(Dataset items)
"""

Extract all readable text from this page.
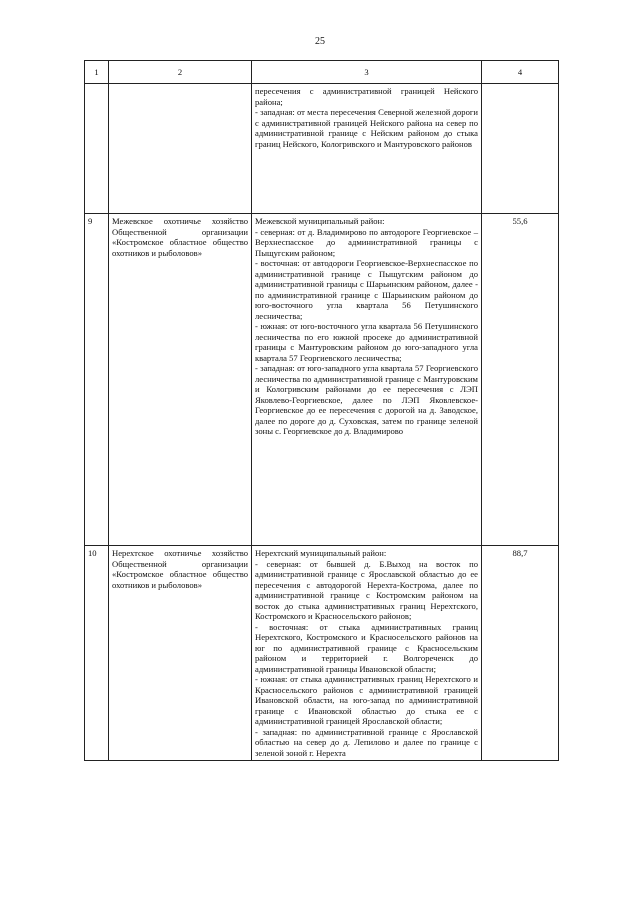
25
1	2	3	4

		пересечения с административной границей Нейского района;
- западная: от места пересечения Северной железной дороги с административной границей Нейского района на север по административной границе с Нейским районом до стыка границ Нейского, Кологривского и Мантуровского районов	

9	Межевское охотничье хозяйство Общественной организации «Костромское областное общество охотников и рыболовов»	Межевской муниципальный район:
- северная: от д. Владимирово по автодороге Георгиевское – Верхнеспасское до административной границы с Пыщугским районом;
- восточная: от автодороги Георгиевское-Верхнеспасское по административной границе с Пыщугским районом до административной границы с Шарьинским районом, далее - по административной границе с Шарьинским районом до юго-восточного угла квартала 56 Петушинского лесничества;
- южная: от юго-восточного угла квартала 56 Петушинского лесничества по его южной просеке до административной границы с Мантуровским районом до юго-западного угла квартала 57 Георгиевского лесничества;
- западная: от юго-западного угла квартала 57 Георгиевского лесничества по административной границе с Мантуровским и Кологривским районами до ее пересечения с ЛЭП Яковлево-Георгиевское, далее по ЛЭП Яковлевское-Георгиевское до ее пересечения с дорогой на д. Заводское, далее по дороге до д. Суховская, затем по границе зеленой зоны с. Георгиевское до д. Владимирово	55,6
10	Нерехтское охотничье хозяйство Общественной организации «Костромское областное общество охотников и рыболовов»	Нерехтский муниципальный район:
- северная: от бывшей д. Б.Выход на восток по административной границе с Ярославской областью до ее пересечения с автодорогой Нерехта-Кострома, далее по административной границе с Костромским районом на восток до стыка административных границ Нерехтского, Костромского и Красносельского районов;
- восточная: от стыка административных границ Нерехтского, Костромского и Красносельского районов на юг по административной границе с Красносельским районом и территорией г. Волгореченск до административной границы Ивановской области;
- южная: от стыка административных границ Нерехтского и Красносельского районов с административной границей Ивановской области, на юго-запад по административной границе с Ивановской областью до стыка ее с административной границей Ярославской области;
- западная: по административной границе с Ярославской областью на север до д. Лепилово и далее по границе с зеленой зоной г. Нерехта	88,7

"""
"""

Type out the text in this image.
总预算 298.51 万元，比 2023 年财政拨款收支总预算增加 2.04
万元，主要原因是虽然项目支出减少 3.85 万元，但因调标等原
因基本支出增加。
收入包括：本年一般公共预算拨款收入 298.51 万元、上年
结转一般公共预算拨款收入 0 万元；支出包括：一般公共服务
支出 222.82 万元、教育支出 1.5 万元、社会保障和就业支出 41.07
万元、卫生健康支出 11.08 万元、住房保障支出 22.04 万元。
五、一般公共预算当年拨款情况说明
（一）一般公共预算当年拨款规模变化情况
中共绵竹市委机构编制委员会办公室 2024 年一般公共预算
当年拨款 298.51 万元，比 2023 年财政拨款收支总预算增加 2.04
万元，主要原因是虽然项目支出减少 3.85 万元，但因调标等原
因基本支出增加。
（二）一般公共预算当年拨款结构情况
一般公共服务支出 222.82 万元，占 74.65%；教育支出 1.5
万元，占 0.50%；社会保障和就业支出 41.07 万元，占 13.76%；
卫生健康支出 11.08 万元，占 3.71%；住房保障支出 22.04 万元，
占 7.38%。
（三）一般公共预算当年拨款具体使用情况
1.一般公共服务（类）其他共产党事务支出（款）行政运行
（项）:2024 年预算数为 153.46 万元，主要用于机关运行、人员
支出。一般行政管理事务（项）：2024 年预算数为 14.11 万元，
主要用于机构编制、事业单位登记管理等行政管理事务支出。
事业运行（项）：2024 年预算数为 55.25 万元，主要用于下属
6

"""

> _WHAT YOU HAVE TO DO_:
State the number of lines in this listing that contain the string "организации", and add nothing else.

> _OUTPUT_:
2